(Data listing)
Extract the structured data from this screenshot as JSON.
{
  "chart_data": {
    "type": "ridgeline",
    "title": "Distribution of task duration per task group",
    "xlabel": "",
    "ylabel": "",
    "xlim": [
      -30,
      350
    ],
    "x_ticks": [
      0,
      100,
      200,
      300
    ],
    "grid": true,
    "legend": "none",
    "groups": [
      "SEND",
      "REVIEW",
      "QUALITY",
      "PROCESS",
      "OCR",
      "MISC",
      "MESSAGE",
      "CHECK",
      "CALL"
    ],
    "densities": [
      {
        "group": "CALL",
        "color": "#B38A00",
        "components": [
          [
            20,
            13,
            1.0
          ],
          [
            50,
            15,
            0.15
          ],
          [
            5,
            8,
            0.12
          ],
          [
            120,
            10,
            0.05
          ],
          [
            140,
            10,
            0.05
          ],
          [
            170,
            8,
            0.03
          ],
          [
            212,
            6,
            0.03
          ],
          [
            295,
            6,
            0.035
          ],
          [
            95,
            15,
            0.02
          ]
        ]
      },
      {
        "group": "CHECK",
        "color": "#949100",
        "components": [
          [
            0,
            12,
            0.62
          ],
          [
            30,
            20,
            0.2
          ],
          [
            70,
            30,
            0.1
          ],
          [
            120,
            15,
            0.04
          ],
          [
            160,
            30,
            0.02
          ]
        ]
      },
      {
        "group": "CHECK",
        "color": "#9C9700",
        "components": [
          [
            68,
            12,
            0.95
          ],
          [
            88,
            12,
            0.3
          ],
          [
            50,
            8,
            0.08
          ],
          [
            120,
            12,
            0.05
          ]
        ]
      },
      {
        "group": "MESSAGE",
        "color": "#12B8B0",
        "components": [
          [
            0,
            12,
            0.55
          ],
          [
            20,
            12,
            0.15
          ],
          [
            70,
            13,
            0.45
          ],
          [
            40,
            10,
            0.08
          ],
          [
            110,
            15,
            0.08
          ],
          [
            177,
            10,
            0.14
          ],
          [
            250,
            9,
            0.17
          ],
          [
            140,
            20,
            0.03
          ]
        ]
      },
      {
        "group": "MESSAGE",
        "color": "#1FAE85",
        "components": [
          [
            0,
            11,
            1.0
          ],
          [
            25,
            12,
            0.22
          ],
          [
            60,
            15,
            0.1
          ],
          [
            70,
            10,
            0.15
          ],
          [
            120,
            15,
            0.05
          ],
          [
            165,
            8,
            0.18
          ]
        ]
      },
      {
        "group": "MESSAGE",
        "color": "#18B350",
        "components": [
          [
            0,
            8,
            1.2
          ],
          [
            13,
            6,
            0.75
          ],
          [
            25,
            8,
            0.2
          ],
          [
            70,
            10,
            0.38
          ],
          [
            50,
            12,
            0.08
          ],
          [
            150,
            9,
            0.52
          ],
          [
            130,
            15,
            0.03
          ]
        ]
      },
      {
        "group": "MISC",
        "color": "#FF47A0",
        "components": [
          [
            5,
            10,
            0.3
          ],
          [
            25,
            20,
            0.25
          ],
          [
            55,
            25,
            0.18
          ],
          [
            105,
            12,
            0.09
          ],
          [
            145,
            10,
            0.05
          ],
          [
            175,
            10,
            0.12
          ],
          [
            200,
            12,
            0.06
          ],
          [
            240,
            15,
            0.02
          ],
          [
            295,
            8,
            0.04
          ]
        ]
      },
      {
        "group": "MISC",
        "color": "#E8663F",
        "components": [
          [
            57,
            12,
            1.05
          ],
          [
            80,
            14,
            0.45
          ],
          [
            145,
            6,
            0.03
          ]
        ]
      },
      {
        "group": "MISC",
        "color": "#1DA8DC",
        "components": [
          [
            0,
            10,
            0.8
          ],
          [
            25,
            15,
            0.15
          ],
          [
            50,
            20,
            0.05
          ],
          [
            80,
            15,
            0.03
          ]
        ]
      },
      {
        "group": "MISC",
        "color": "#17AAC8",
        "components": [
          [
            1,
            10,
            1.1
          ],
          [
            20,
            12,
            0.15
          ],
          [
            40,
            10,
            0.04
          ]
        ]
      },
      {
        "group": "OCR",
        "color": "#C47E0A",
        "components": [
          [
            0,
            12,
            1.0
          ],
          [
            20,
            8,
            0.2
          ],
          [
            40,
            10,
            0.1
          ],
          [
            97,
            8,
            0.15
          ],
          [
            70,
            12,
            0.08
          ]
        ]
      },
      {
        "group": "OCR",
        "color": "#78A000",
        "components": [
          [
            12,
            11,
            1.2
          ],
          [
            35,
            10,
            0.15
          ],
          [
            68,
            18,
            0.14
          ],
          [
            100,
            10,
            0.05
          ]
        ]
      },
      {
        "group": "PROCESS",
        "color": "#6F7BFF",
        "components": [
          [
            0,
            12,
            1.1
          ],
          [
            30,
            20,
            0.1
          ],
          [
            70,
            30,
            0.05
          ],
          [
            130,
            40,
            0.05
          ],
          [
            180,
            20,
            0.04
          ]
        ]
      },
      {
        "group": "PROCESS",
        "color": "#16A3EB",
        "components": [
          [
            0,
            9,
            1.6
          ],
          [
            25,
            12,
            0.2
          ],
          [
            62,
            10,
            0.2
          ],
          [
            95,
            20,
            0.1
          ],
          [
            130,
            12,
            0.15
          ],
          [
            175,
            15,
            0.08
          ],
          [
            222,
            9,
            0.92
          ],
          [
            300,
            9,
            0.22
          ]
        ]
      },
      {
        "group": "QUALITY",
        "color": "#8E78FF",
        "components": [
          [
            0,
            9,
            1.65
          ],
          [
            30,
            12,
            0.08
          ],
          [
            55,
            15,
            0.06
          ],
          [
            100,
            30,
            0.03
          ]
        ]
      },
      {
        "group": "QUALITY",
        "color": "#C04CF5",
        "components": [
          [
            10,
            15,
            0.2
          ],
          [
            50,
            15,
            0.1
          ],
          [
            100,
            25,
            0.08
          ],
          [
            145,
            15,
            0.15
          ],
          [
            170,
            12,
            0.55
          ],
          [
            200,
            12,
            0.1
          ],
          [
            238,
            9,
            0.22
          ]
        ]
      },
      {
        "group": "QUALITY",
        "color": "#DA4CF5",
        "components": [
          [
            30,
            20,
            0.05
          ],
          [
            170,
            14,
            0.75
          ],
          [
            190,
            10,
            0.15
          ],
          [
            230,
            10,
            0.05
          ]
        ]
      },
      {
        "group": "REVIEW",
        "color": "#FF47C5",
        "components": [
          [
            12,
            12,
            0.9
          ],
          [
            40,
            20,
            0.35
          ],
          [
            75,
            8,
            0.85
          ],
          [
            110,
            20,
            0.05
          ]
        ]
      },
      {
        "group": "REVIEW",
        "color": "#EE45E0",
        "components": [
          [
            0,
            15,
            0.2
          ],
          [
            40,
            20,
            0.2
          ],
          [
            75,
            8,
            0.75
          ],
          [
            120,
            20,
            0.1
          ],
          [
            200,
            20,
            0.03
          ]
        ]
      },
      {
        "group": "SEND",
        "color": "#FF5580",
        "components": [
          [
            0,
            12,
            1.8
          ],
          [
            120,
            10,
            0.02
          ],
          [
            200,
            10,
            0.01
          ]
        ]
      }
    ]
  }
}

[WHAT YOU ARE ASKED TO DO]
Recopy the entries above in their entirety, exactly.

[WRITTEN SOLUTION]
Extract the structured data from this screenshot as JSON.
{
  "chart_data": {
    "type": "ridgeline",
    "title": "Distribution of task duration per task group",
    "xlabel": "",
    "ylabel": "",
    "xlim": [
      -30,
      350
    ],
    "x_ticks": [
      0,
      100,
      200,
      300
    ],
    "grid": true,
    "legend": "none",
    "groups": [
      "SEND",
      "REVIEW",
      "QUALITY",
      "PROCESS",
      "OCR",
      "MISC",
      "MESSAGE",
      "CHECK",
      "CALL"
    ],
    "densities": [
      {
        "group": "CALL",
        "color": "#B38A00",
        "components": [
          [
            20,
            13,
            1.0
          ],
          [
            50,
            15,
            0.15
          ],
          [
            5,
            8,
            0.12
          ],
          [
            120,
            10,
            0.05
          ],
          [
            140,
            10,
            0.05
          ],
          [
            170,
            8,
            0.03
          ],
          [
            212,
            6,
            0.03
          ],
          [
            295,
            6,
            0.035
          ],
          [
            95,
            15,
            0.02
          ]
        ]
      },
      {
        "group": "CHECK",
        "color": "#949100",
        "components": [
          [
            0,
            12,
            0.62
          ],
          [
            30,
            20,
            0.2
          ],
          [
            70,
            30,
            0.1
          ],
          [
            120,
            15,
            0.04
          ],
          [
            160,
            30,
            0.02
          ]
        ]
      },
      {
        "group": "CHECK",
        "color": "#9C9700",
        "components": [
          [
            68,
            12,
            0.95
          ],
          [
            88,
            12,
            0.3
          ],
          [
            50,
            8,
            0.08
          ],
          [
            120,
            12,
            0.05
          ]
        ]
      },
      {
        "group": "MESSAGE",
        "color": "#12B8B0",
        "components": [
          [
            0,
            12,
            0.55
          ],
          [
            20,
            12,
            0.15
          ],
          [
            70,
            13,
            0.45
          ],
          [
            40,
            10,
            0.08
          ],
          [
            110,
            15,
            0.08
          ],
          [
            177,
            10,
            0.14
          ],
          [
            250,
            9,
            0.17
          ],
          [
            140,
            20,
            0.03
          ]
        ]
      },
      {
        "group": "MESSAGE",
        "color": "#1FAE85",
        "components": [
          [
            0,
            11,
            1.0
          ],
          [
            25,
            12,
            0.22
          ],
          [
            60,
            15,
            0.1
          ],
          [
            70,
            10,
            0.15
          ],
          [
            120,
            15,
            0.05
          ],
          [
            165,
            8,
            0.18
          ]
        ]
      },
      {
        "group": "MESSAGE",
        "color": "#18B350",
        "components": [
          [
            0,
            8,
            1.2
          ],
          [
            13,
            6,
            0.75
          ],
          [
            25,
            8,
            0.2
          ],
          [
            70,
            10,
            0.38
          ],
          [
            50,
            12,
            0.08
          ],
          [
            150,
            9,
            0.52
          ],
          [
            130,
            15,
            0.03
          ]
        ]
      },
      {
        "group": "MISC",
        "color": "#FF47A0",
        "components": [
          [
            5,
            10,
            0.3
          ],
          [
            25,
            20,
            0.25
          ],
          [
            55,
            25,
            0.18
          ],
          [
            105,
            12,
            0.09
          ],
          [
            145,
            10,
            0.05
          ],
          [
            175,
            10,
            0.12
          ],
          [
            200,
            12,
            0.06
          ],
          [
            240,
            15,
            0.02
          ],
          [
            295,
            8,
            0.04
          ]
        ]
      },
      {
        "group": "MISC",
        "color": "#E8663F",
        "components": [
          [
            57,
            12,
            1.05
          ],
          [
            80,
            14,
            0.45
          ],
          [
            145,
            6,
            0.03
          ]
        ]
      },
      {
        "group": "MISC",
        "color": "#1DA8DC",
        "components": [
          [
            0,
            10,
            0.8
          ],
          [
            25,
            15,
            0.15
          ],
          [
            50,
            20,
            0.05
          ],
          [
            80,
            15,
            0.03
          ]
        ]
      },
      {
        "group": "MISC",
        "color": "#17AAC8",
        "components": [
          [
            1,
            10,
            1.1
          ],
          [
            20,
            12,
            0.15
          ],
          [
            40,
            10,
            0.04
          ]
        ]
      },
      {
        "group": "OCR",
        "color": "#C47E0A",
        "components": [
          [
            0,
            12,
            1.0
          ],
          [
            20,
            8,
            0.2
          ],
          [
            40,
            10,
            0.1
          ],
          [
            97,
            8,
            0.15
          ],
          [
            70,
            12,
            0.08
          ]
        ]
      },
      {
        "group": "OCR",
        "color": "#78A000",
        "components": [
          [
            12,
            11,
            1.2
          ],
          [
            35,
            10,
            0.15
          ],
          [
            68,
            18,
            0.14
          ],
          [
            100,
            10,
            0.05
          ]
        ]
      },
      {
        "group": "PROCESS",
        "color": "#6F7BFF",
        "components": [
          [
            0,
            12,
            1.1
          ],
          [
            30,
            20,
            0.1
          ],
          [
            70,
            30,
            0.05
          ],
          [
            130,
            40,
            0.05
          ],
          [
            180,
            20,
            0.04
          ]
        ]
      },
      {
        "group": "PROCESS",
        "color": "#16A3EB",
        "components": [
          [
            0,
            9,
            1.6
          ],
          [
            25,
            12,
            0.2
          ],
          [
            62,
            10,
            0.2
          ],
          [
            95,
            20,
            0.1
          ],
          [
            130,
            12,
            0.15
          ],
          [
            175,
            15,
            0.08
          ],
          [
            222,
            9,
            0.92
          ],
          [
            300,
            9,
            0.22
          ]
        ]
      },
      {
        "group": "QUALITY",
        "color": "#8E78FF",
        "components": [
          [
            0,
            9,
            1.65
          ],
          [
            30,
            12,
            0.08
          ],
          [
            55,
            15,
            0.06
          ],
          [
            100,
            30,
            0.03
          ]
        ]
      },
      {
        "group": "QUALITY",
        "color": "#C04CF5",
        "components": [
          [
            10,
            15,
            0.2
          ],
          [
            50,
            15,
            0.1
          ],
          [
            100,
            25,
            0.08
          ],
          [
            145,
            15,
            0.15
          ],
          [
            170,
            12,
            0.55
          ],
          [
            200,
            12,
            0.1
          ],
          [
            238,
            9,
            0.22
          ]
        ]
      },
      {
        "group": "QUALITY",
        "color": "#DA4CF5",
        "components": [
          [
            30,
            20,
            0.05
          ],
          [
            170,
            14,
            0.75
          ],
          [
            190,
            10,
            0.15
          ],
          [
            230,
            10,
            0.05
          ]
        ]
      },
      {
        "group": "REVIEW",
        "color": "#FF47C5",
        "components": [
          [
            12,
            12,
            0.9
          ],
          [
            40,
            20,
            0.35
          ],
          [
            75,
            8,
            0.85
          ],
          [
            110,
            20,
            0.05
          ]
        ]
      },
      {
        "group": "REVIEW",
        "color": "#EE45E0",
        "components": [
          [
            0,
            15,
            0.2
          ],
          [
            40,
            20,
            0.2
          ],
          [
            75,
            8,
            0.75
          ],
          [
            120,
            20,
            0.1
          ],
          [
            200,
            20,
            0.03
          ]
        ]
      },
      {
        "group": "SEND",
        "color": "#FF5580",
        "components": [
          [
            0,
            12,
            1.8
          ],
          [
            120,
            10,
            0.02
          ],
          [
            200,
            10,
            0.01
          ]
        ]
      }
    ]
  }
}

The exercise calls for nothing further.